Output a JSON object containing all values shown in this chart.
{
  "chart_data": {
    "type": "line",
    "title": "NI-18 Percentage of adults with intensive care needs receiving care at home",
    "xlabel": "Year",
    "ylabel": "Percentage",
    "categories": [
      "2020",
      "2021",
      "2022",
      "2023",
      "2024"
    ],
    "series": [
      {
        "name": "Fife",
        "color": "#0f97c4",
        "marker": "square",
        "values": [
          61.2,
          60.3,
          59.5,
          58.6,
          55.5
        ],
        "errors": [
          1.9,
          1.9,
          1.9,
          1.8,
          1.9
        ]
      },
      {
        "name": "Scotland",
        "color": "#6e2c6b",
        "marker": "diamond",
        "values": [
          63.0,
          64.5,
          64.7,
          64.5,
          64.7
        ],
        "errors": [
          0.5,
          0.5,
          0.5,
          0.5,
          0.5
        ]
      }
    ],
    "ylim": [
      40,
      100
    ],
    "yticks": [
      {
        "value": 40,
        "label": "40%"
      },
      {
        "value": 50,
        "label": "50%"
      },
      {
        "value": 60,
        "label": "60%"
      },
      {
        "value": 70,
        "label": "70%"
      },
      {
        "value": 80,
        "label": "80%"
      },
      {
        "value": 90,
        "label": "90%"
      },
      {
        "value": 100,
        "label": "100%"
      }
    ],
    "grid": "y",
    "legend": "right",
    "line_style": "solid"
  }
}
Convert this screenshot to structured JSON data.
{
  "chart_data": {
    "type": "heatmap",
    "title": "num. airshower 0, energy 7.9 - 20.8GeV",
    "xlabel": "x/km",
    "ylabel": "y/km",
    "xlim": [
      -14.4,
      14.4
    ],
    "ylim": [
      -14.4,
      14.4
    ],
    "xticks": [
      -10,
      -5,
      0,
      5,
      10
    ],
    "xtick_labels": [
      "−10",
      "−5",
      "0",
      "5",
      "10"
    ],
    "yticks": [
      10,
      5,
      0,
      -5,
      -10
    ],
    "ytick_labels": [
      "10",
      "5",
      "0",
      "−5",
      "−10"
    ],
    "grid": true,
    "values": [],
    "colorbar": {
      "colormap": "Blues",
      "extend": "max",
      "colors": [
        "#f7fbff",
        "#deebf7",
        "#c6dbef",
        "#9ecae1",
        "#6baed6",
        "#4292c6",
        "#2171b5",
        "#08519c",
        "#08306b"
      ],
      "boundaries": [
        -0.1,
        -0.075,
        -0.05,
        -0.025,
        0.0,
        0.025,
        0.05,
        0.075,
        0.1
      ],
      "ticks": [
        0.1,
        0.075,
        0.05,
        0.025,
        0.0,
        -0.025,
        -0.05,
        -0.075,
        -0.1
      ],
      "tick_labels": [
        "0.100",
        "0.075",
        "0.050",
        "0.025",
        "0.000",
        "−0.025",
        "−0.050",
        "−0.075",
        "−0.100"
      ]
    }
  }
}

• **GOAL**
Which lines include the word "values"? List them all.

• **RESULT OF THIS EXERCISE**
Output a JSON object containing all values shown in this chart.
        "values": [
        "values": [
    "values": [],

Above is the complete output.